» Exercise description:
Write out all the lines again, precisely as they stand, but without the images.

── The records ──

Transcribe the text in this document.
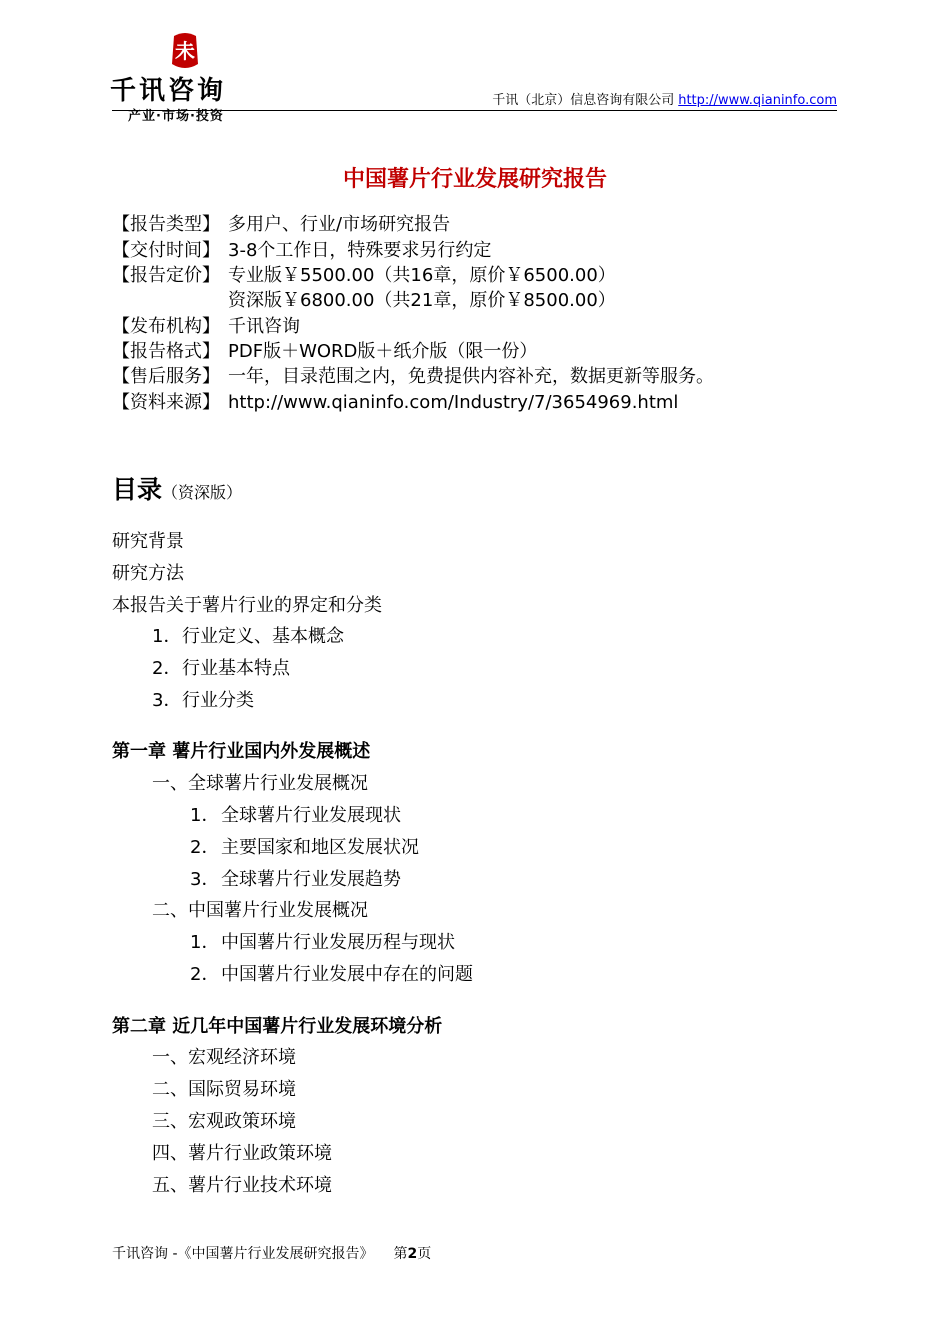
未
千讯咨询
产业·市场·投资
千讯（北京）信息咨询有限公司 http://www.qianinfo.com
中国薯片行业发展研究报告
【报告类型】 多用户、行业/市场研究报告
【交付时间】 3-8个工作日，特殊要求另行约定
【报告定价】 专业版￥5500.00（共16章，原价￥6500.00）
资深版￥6800.00（共21章，原价￥8500.00）
【发布机构】 千讯咨询
【报告格式】 PDF版＋WORD版＋纸介版（限一份）
【售后服务】 一年，目录范围之内，免费提供内容补充，数据更新等服务。
【资料来源】 http://www.qianinfo.com/Industry/7/3654969.html
目录（资深版）
研究背景
研究方法
本报告关于薯片行业的界定和分类
1．行业定义、基本概念
2．行业基本特点
3．行业分类
第一章 薯片行业国内外发展概述
一、全球薯片行业发展概况
1．全球薯片行业发展现状
2．主要国家和地区发展状况
3．全球薯片行业发展趋势
二、中国薯片行业发展概况
1．中国薯片行业发展历程与现状
2．中国薯片行业发展中存在的问题
第二章 近几年中国薯片行业发展环境分析
一、宏观经济环境
二、国际贸易环境
三、宏观政策环境
四、薯片行业政策环境
五、薯片行业技术环境
千讯咨询 -《中国薯片行业发展研究报告》 第2页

───

» Result of this task:
Transcribe the text in this document.
未
千讯咨询
产业·市场·投资
千讯（北京）信息咨询有限公司 http://www.qianinfo.com
中国薯片行业发展研究报告
【报告类型】 多用户、行业/市场研究报告
【交付时间】 3-8个工作日，特殊要求另行约定
【报告定价】 专业版￥5500.00（共16章，原价￥6500.00）
资深版￥6800.00（共21章，原价￥8500.00）
【发布机构】 千讯咨询
【报告格式】 PDF版＋WORD版＋纸介版（限一份）
【售后服务】 一年，目录范围之内，免费提供内容补充，数据更新等服务。
【资料来源】 http://www.qianinfo.com/Industry/7/3654969.html
目录（资深版）
研究背景
研究方法
本报告关于薯片行业的界定和分类
1．行业定义、基本概念
2．行业基本特点
3．行业分类
第一章 薯片行业国内外发展概述
一、全球薯片行业发展概况
1．全球薯片行业发展现状
2．主要国家和地区发展状况
3．全球薯片行业发展趋势
二、中国薯片行业发展概况
1．中国薯片行业发展历程与现状
2．中国薯片行业发展中存在的问题
第二章 近几年中国薯片行业发展环境分析
一、宏观经济环境
二、国际贸易环境
三、宏观政策环境
四、薯片行业政策环境
五、薯片行业技术环境
千讯咨询 -《中国薯片行业发展研究报告》 第2页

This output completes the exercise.